_EXERCISE AIM_: Return each line of the records holding the string "ylabel".

BEGIN RECORDS PROVIDED

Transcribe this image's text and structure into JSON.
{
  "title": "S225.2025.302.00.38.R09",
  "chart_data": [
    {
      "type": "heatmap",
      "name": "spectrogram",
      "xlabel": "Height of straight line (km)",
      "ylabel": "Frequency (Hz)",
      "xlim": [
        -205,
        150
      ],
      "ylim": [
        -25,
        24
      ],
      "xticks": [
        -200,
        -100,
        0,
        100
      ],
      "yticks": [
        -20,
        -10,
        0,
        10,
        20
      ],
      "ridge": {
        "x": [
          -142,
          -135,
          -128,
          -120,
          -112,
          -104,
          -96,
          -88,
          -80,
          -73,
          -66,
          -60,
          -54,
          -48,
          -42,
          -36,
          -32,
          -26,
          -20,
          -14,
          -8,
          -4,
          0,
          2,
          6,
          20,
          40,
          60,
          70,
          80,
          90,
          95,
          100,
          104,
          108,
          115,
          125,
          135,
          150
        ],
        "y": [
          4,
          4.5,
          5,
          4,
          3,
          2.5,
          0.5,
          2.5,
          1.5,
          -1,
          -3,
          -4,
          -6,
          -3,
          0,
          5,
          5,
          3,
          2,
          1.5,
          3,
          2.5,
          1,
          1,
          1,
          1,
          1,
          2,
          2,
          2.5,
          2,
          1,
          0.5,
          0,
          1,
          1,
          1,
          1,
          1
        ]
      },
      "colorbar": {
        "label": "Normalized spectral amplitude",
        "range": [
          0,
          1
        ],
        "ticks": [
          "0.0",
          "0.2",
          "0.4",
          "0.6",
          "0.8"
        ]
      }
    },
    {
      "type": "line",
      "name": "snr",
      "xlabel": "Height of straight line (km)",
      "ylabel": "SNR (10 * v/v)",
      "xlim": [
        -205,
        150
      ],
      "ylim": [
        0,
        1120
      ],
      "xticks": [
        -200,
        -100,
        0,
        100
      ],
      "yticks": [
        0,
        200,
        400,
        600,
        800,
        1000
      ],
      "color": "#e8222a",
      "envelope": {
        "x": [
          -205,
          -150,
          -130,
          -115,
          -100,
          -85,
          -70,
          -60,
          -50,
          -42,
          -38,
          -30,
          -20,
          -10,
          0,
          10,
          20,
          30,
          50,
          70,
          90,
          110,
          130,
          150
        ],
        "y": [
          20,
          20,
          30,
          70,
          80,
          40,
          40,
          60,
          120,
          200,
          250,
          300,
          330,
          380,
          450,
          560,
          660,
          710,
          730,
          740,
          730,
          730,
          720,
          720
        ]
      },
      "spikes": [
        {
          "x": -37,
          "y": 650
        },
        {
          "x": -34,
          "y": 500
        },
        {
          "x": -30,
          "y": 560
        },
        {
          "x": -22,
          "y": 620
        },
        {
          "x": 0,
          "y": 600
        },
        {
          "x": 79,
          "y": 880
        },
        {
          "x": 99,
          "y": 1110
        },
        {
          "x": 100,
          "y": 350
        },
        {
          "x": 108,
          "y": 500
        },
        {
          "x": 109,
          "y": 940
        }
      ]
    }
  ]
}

END RECORDS PROVIDED

_EXERCISE RESPONSE_:
      "ylabel": "Frequency (Hz)",
      "ylabel": "SNR (10 * v/v)",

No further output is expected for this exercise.